**WRITTEN INSTRUCTION:**
Please copy the lines exactly, beginning at the line that contains "y-axis-ticks: 40 50" and stopping after the line that contains "y-tick-label: 90 <box>163 373 210 420</box>".
-- START DATA --
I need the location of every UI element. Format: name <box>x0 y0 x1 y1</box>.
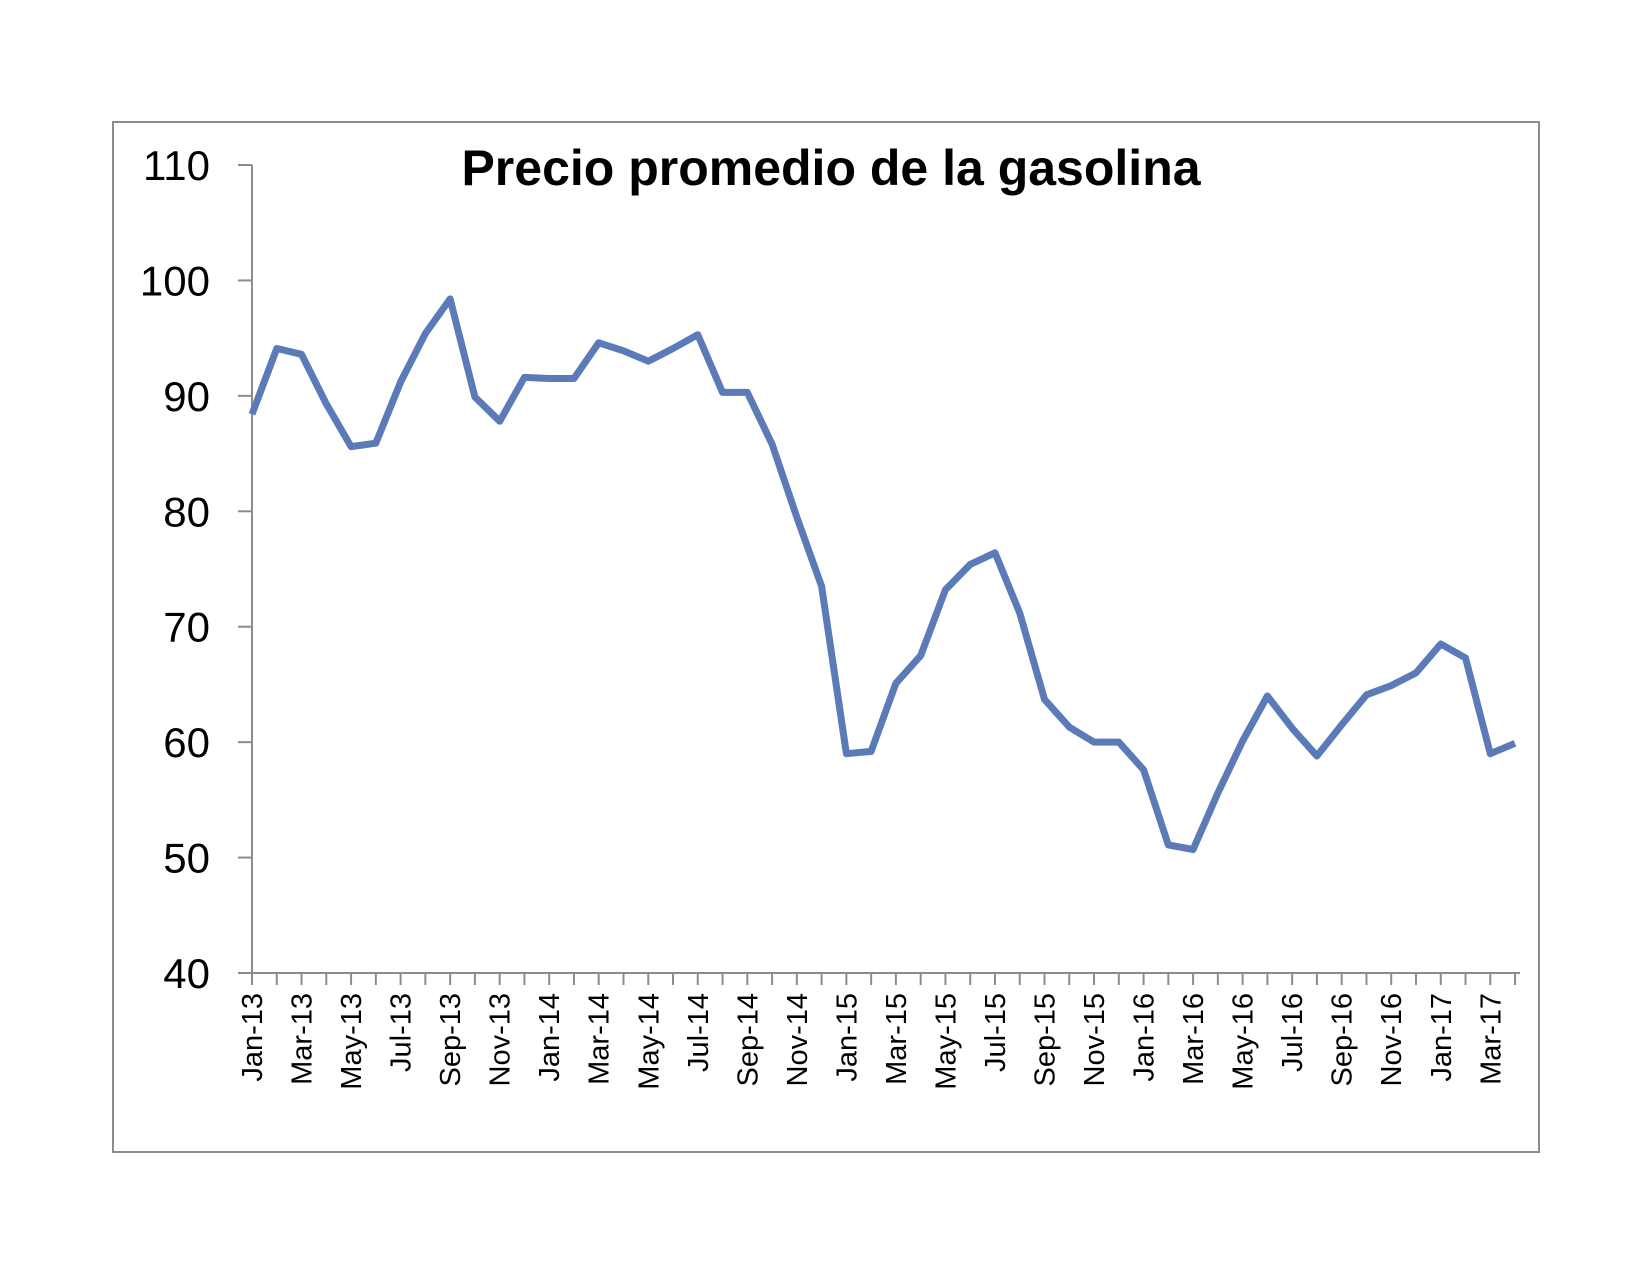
y-axis-ticks: 40 50 60 70 80 90 100 110 <box>140 142 252 997</box>
x-tick-label: May-16 <box>1228 993 1260 1090</box>
x-axis-ticks: Jan-13 Mar-13 May-13 Jul-13 Sep-13 Nov-13 Jan-… <box>237 973 1517 1090</box>
x-tick-label: Jan-14 <box>534 993 566 1082</box>
x-tick-label: Sep-14 <box>732 993 764 1087</box>
x-tick-label: Nov-16 <box>1376 993 1408 1087</box>
x-tick-label: Nov-15 <box>1079 993 1111 1087</box>
x-tick-label: Mar-14 <box>584 993 616 1085</box>
x-tick-label: May-14 <box>633 993 665 1090</box>
x-tick-label: Sep-16 <box>1327 993 1359 1087</box>
x-tick-label: Sep-15 <box>1030 993 1062 1087</box>
x-tick-label: Jan-16 <box>1129 993 1161 1082</box>
y-tick-label: 40 <box>163 950 210 997</box>
x-tick-label: Nov-13 <box>485 993 517 1087</box>
x-tick-label: Jan-13 <box>237 993 269 1082</box>
x-tick-label: Jul-15 <box>980 993 1012 1072</box>
series-line <box>248 295 1517 853</box>
y-tick-label: 80 <box>163 488 210 535</box>
chart-frame: Precio promedio de la gasolina 40 50 60 70 8… <box>112 121 1540 1153</box>
x-tick-label: May-15 <box>930 993 962 1090</box>
x-tick-label: Mar-15 <box>881 993 913 1085</box>
x-tick-label: Sep-13 <box>435 993 467 1087</box>
y-tick-label: 50 <box>163 835 210 882</box>
y-tick-label: 90 <box>163 373 210 420</box>
x-tick-label: May-13 <box>336 993 368 1090</box>
y-tick-label: 110 <box>143 142 210 189</box>
x-tick-label: Jan-17 <box>1426 993 1458 1082</box>
series-layer <box>248 295 1517 853</box>
y-tick-label: 100 <box>140 257 210 304</box>
x-tick-label: Mar-16 <box>1178 993 1210 1085</box>
x-tick-label: Mar-17 <box>1475 993 1507 1085</box>
x-tick-label: Jul-14 <box>683 993 715 1072</box>
chart-title: Precio promedio de la gasolina <box>461 140 1201 196</box>
y-tick-label: 60 <box>163 719 210 766</box>
y-tick-label: 70 <box>163 604 210 651</box>
x-tick-label: Mar-13 <box>287 993 319 1085</box>
line-chart: Precio promedio de la gasolina 40 50 60 70 8… <box>140 140 1520 1090</box>
x-tick-label: Jul-13 <box>386 993 418 1072</box>
x-tick-label: Nov-14 <box>782 993 814 1087</box>
x-tick-label: Jan-15 <box>831 993 863 1082</box>
x-tick-label: Jul-16 <box>1277 993 1309 1072</box>
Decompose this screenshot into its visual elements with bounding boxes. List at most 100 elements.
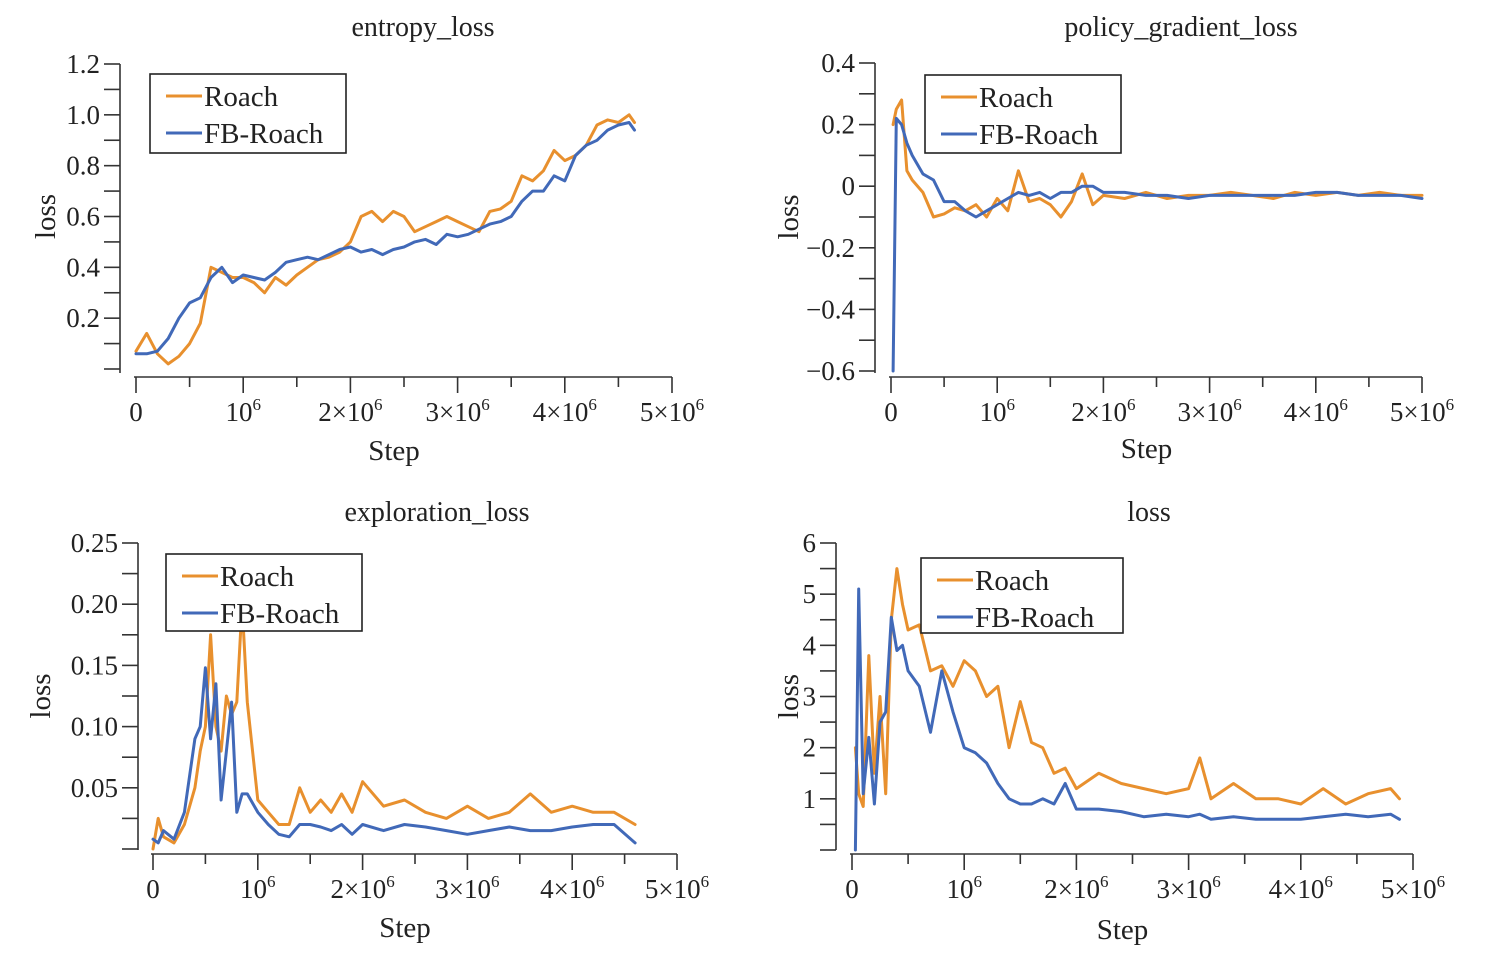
chart-title: exploration_loss [344,497,529,528]
y-tick-label: 0.15 [71,650,118,680]
x-tick-exponent: 6 [386,872,395,891]
x-tick-exponent: 6 [701,872,710,891]
y-tick-label: 1.2 [66,49,100,79]
chart-title: loss [1127,497,1171,528]
x-tick-label: 4×106 [533,395,597,427]
x-tick-label: 4×106 [1284,395,1348,427]
series-line-fb-roach [853,587,1401,852]
x-tick-label: 3×106 [425,395,489,427]
x-tick-label: 5×106 [645,872,709,904]
series-line-roach [134,113,636,366]
x-tick-label: 5×106 [640,395,704,427]
x-tick-label: 106 [225,395,261,427]
legend: Roach FB-Roach [165,553,363,632]
legend-box [924,74,1122,154]
series-line-roach [891,98,1424,219]
x-tick-label: 2×106 [318,395,382,427]
x-axis-label: Step [1097,914,1149,946]
x-axis-label: Step [1121,433,1173,465]
y-axis-label: loss [773,674,805,719]
x-tick-exponent: 6 [491,872,500,891]
y-tick-label: 0.4 [66,252,100,282]
x-tick-label: 106 [979,395,1014,427]
x-tick-label: 0 [129,397,143,427]
chart-policy: policy_gradient_loss −0.6 −0.4 −0.2 0 0.2 0.4 0… [773,12,1454,465]
y-tick-label: −0.2 [806,233,855,263]
x-tick-label: 5×106 [1390,395,1454,427]
legend-box [920,557,1124,634]
y-tick-label: 0.4 [821,48,855,78]
y-axis-label: loss [25,673,57,718]
x-tick-exponent: 6 [588,395,597,414]
x-tick-exponent: 6 [252,395,261,414]
legend-box [165,553,363,632]
y-tick-label: 0.2 [66,303,100,333]
x-tick-exponent: 6 [973,872,982,891]
x-tick-exponent: 6 [1339,395,1348,414]
y-tick-label: −0.6 [806,356,855,386]
y-tick-label: −0.4 [806,294,855,324]
x-tick-exponent: 6 [374,395,383,414]
y-tick-label: 4 [803,630,817,660]
x-tick-label: 3×106 [435,872,499,904]
x-tick-label: 5×106 [1381,872,1445,904]
x-tick-exponent: 6 [696,395,705,414]
legend: Roach FB-Roach [920,557,1124,634]
y-tick-label: 0.10 [71,712,118,742]
x-tick-exponent: 6 [1212,872,1221,891]
x-tick-label: 0 [884,397,898,427]
x-tick-label: 3×106 [1177,395,1241,427]
chart-exploration: exploration_loss 0.05 0.10 0.15 0.20 0.25 0 106… [25,497,709,944]
series-line-roach [151,602,637,851]
x-tick-exponent: 6 [596,872,605,891]
legend-box [149,73,347,154]
legend-label: FB-Roach [979,119,1099,151]
x-axis-label: Step [379,912,431,944]
legend: Roach FB-Roach [924,74,1122,154]
chart-entropy: entropy_loss 0.2 0.4 0.6 0.8 1.0 1.2 0 106 2×106 3… [30,12,704,467]
x-tick-exponent: 6 [1324,872,1333,891]
chart-title: policy_gradient_loss [1064,12,1297,43]
x-tick-exponent: 6 [481,395,490,414]
y-tick-label: 0.6 [66,202,100,232]
chart-total: loss 1 2 3 4 5 6 0 106 2×106 3×106 4×106 5×106 Step lo… [773,497,1445,946]
x-tick-label: 3×106 [1156,872,1220,904]
x-tick-label: 2×106 [1044,872,1108,904]
legend-label: Roach [979,82,1054,114]
x-tick-label: 4×106 [540,872,604,904]
legend: Roach FB-Roach [149,73,347,154]
y-tick-label: 0.8 [66,151,100,181]
y-tick-label: 0.2 [821,110,855,140]
y-tick-label: 1.0 [66,100,100,130]
x-tick-label: 2×106 [1071,395,1135,427]
legend-label: Roach [975,565,1050,597]
y-tick-label: 0 [842,171,856,201]
legend-label: Roach [204,81,279,113]
series-line-fb-roach [151,666,637,845]
y-tick-label: 0.05 [71,773,118,803]
x-tick-label: 2×106 [330,872,394,904]
series-line-fb-roach [891,116,1424,373]
legend-label: FB-Roach [220,598,340,630]
y-tick-label: 3 [803,682,817,712]
x-tick-label: 106 [946,872,982,904]
x-tick-label: 4×106 [1269,872,1333,904]
x-tick-exponent: 6 [1233,395,1242,414]
y-tick-label: 1 [803,784,817,814]
chart-title: entropy_loss [351,12,494,43]
y-tick-label: 0.20 [71,589,118,619]
x-tick-label: 106 [240,872,276,904]
x-axis-label: Step [368,435,420,467]
legend-label: FB-Roach [204,118,324,150]
y-tick-label: 0.25 [71,528,118,558]
series-line-fb-roach [134,121,636,356]
x-tick-label: 0 [146,874,160,904]
x-tick-exponent: 6 [1446,395,1455,414]
x-tick-label: 0 [845,874,859,904]
x-tick-exponent: 6 [1006,395,1015,414]
y-axis-label: loss [30,194,62,239]
x-tick-exponent: 6 [1437,872,1446,891]
y-axis-label: loss [773,194,805,239]
legend-label: Roach [220,561,295,593]
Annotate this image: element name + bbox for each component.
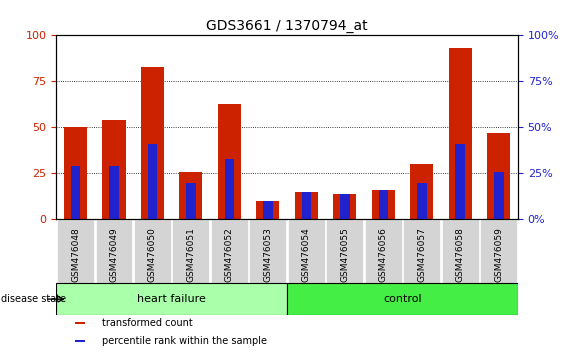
Text: transformed count: transformed count [102, 318, 193, 328]
Text: GSM476053: GSM476053 [263, 227, 272, 282]
Text: GSM476049: GSM476049 [110, 227, 118, 282]
Title: GDS3661 / 1370794_at: GDS3661 / 1370794_at [206, 19, 368, 33]
Bar [141, 67, 164, 219]
Bar [109, 166, 119, 219]
Bar [442, 219, 479, 283]
Bar [172, 219, 209, 283]
Bar [75, 322, 85, 324]
Text: GSM476051: GSM476051 [186, 227, 195, 282]
Bar [365, 219, 402, 283]
Bar [327, 219, 363, 283]
Bar [218, 103, 241, 219]
Bar [75, 341, 85, 342]
Bar [56, 283, 287, 315]
Text: control: control [383, 294, 422, 304]
Bar [487, 133, 510, 219]
Text: disease state: disease state [1, 294, 66, 304]
Bar [225, 159, 234, 219]
Bar [295, 192, 318, 219]
Bar [403, 219, 440, 283]
Text: GSM476052: GSM476052 [225, 227, 234, 282]
Text: GSM476058: GSM476058 [456, 227, 464, 282]
Bar [249, 219, 287, 283]
Bar [287, 283, 518, 315]
Bar [372, 190, 395, 219]
Text: GSM476056: GSM476056 [379, 227, 388, 282]
Bar [302, 192, 311, 219]
Bar [449, 48, 472, 219]
Text: GSM476050: GSM476050 [148, 227, 157, 282]
Text: heart failure: heart failure [137, 294, 206, 304]
Bar [494, 172, 503, 219]
Text: GSM476057: GSM476057 [417, 227, 426, 282]
Bar [410, 164, 434, 219]
Bar [211, 219, 248, 283]
Bar [263, 201, 272, 219]
Bar [288, 219, 325, 283]
Bar [134, 219, 171, 283]
Bar [96, 219, 132, 283]
Bar [186, 183, 196, 219]
Text: percentile rank within the sample: percentile rank within the sample [102, 336, 267, 346]
Bar [71, 166, 81, 219]
Bar [180, 172, 203, 219]
Text: GSM476055: GSM476055 [341, 227, 349, 282]
Text: GSM476054: GSM476054 [302, 227, 311, 282]
Bar [417, 183, 427, 219]
Bar [480, 219, 517, 283]
Text: GSM476048: GSM476048 [71, 227, 80, 282]
Bar [256, 201, 279, 219]
Bar [64, 127, 87, 219]
Bar [455, 144, 465, 219]
Bar [333, 194, 356, 219]
Text: GSM476059: GSM476059 [494, 227, 503, 282]
Bar [57, 219, 94, 283]
Bar [340, 194, 350, 219]
Bar [378, 190, 388, 219]
Bar [102, 120, 126, 219]
Bar [148, 144, 157, 219]
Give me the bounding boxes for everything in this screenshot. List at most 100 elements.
-- END DATA --
**THE OUTPUT:**
y-axis-ticks: 40 50 60 70 80 90 100 110 <box>140 142 252 997</box>
x-tick-label: May-16 <box>1228 993 1260 1090</box>
x-axis-ticks: Jan-13 Mar-13 May-13 Jul-13 Sep-13 Nov-13 Jan-… <box>237 973 1517 1090</box>
x-tick-label: Jan-14 <box>534 993 566 1082</box>
x-tick-label: Sep-14 <box>732 993 764 1087</box>
x-tick-label: Nov-16 <box>1376 993 1408 1087</box>
x-tick-label: Nov-15 <box>1079 993 1111 1087</box>
x-tick-label: Mar-14 <box>584 993 616 1085</box>
x-tick-label: May-14 <box>633 993 665 1090</box>
x-tick-label: Sep-16 <box>1327 993 1359 1087</box>
x-tick-label: Sep-15 <box>1030 993 1062 1087</box>
x-tick-label: Jan-16 <box>1129 993 1161 1082</box>
y-tick-label: 40 <box>163 950 210 997</box>
x-tick-label: Nov-13 <box>485 993 517 1087</box>
x-tick-label: Jan-13 <box>237 993 269 1082</box>
x-tick-label: Jul-15 <box>980 993 1012 1072</box>
series-line <box>248 295 1517 853</box>
y-tick-label: 80 <box>163 488 210 535</box>
chart-frame: Precio promedio de la gasolina 40 50 60 70 8… <box>112 121 1540 1153</box>
x-tick-label: May-15 <box>930 993 962 1090</box>
x-tick-label: Mar-15 <box>881 993 913 1085</box>
x-tick-label: Sep-13 <box>435 993 467 1087</box>
y-tick-label: 50 <box>163 835 210 882</box>
y-tick-label: 90 <box>163 373 210 420</box>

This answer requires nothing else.